Part of a data file:

+--

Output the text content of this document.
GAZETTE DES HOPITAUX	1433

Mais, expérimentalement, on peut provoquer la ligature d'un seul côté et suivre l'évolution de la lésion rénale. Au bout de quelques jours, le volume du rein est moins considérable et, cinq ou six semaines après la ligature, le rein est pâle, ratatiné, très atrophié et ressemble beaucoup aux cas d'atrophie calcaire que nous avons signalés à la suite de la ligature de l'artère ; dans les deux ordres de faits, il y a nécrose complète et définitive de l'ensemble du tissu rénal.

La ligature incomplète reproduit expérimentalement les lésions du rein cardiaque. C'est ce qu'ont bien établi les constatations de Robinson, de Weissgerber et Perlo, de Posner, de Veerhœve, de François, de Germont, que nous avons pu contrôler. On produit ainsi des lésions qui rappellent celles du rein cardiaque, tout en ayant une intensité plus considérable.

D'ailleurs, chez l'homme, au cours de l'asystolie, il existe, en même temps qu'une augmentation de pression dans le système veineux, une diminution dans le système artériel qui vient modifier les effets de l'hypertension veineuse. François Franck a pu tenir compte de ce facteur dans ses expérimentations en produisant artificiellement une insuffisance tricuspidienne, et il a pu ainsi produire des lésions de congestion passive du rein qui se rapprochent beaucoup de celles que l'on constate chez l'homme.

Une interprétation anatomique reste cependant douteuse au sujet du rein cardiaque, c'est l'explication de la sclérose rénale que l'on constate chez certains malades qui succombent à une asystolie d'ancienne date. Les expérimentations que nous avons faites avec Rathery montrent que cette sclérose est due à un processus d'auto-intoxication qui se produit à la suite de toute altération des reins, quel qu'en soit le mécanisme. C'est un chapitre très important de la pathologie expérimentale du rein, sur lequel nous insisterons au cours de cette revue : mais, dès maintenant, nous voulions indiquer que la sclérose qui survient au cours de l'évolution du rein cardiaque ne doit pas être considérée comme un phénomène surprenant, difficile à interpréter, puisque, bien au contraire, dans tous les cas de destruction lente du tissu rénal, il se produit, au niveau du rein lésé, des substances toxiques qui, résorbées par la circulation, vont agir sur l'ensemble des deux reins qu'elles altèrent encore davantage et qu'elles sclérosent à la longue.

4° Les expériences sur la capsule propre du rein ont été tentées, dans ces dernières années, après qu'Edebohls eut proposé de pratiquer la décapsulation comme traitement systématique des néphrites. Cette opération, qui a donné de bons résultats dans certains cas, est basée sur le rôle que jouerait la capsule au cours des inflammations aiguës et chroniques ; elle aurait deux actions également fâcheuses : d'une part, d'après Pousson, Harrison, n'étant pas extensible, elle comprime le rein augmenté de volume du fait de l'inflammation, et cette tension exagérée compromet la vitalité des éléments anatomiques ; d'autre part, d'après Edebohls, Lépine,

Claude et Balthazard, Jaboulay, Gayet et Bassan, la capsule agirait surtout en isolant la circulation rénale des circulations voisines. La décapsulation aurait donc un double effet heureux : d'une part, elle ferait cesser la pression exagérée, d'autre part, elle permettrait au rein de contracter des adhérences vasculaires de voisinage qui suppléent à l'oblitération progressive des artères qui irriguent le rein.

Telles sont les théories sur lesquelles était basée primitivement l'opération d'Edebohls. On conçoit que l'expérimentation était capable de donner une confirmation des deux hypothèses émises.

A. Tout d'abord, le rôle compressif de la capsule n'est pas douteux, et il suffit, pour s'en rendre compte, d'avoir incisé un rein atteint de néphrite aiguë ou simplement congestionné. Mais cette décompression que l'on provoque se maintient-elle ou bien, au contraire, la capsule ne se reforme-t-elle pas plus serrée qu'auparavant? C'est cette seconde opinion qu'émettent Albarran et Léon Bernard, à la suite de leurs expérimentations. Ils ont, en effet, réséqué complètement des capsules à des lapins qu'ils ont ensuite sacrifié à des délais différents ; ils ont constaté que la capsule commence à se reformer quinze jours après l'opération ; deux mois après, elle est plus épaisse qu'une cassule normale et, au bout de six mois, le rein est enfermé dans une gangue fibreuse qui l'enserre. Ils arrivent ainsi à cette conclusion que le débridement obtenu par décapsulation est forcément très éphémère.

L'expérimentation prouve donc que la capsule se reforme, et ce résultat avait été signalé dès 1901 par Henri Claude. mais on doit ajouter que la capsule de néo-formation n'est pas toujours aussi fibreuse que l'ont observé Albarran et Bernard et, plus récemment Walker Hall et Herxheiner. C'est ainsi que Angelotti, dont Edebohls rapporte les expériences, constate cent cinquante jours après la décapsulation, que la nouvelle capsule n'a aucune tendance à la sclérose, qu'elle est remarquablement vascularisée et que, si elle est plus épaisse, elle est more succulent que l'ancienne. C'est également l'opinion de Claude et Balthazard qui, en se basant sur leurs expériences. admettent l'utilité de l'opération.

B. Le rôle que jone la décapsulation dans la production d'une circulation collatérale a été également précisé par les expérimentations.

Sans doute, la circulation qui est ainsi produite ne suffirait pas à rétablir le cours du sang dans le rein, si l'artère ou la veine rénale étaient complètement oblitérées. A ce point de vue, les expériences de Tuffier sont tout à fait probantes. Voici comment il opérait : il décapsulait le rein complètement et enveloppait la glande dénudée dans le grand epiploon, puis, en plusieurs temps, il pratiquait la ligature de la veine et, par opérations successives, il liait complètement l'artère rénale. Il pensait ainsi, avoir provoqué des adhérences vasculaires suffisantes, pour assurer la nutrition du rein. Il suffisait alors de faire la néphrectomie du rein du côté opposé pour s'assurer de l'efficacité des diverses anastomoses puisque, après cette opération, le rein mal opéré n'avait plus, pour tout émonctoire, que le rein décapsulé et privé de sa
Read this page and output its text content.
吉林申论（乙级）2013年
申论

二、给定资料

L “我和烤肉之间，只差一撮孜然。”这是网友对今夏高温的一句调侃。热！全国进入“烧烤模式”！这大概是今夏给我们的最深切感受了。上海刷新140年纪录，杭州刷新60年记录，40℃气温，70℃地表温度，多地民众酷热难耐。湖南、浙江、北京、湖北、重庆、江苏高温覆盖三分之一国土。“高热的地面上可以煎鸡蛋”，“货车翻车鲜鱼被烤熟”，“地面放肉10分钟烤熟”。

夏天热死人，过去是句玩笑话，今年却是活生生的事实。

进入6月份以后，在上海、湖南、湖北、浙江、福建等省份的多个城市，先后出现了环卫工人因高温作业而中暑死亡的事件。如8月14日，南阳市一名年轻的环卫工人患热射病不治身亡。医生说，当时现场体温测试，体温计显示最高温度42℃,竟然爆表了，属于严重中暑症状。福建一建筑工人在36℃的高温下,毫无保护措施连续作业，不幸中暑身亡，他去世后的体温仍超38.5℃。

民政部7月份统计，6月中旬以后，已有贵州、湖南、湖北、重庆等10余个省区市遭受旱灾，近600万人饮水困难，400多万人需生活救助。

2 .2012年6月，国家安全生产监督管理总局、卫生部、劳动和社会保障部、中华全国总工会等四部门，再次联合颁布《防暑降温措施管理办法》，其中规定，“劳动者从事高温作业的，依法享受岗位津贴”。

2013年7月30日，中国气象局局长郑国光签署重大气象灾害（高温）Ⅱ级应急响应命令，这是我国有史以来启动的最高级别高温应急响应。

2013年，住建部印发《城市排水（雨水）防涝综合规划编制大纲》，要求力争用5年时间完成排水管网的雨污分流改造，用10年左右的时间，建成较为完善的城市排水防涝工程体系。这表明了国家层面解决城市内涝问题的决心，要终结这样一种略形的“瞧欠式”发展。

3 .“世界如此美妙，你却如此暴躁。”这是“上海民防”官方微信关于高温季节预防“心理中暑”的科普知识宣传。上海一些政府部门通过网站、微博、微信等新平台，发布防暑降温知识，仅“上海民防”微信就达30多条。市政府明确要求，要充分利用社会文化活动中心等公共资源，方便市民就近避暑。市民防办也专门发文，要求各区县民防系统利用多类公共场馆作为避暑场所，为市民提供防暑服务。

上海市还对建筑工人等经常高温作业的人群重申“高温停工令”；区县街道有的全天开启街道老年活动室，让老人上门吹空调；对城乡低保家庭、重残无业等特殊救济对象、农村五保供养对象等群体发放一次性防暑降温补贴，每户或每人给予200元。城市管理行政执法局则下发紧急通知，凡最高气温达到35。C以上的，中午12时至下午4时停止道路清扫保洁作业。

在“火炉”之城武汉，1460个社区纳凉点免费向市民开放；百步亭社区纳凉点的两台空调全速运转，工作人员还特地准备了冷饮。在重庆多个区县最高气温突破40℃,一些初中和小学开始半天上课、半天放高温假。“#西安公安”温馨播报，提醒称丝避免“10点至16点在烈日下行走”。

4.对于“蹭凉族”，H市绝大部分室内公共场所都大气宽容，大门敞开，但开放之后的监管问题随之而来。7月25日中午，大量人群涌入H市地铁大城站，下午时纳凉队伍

+--

**WHAT IS REQUIRED:**
Report how many lines in the listing above include the word "content". Give nothing but the number.

**RESULT:**
2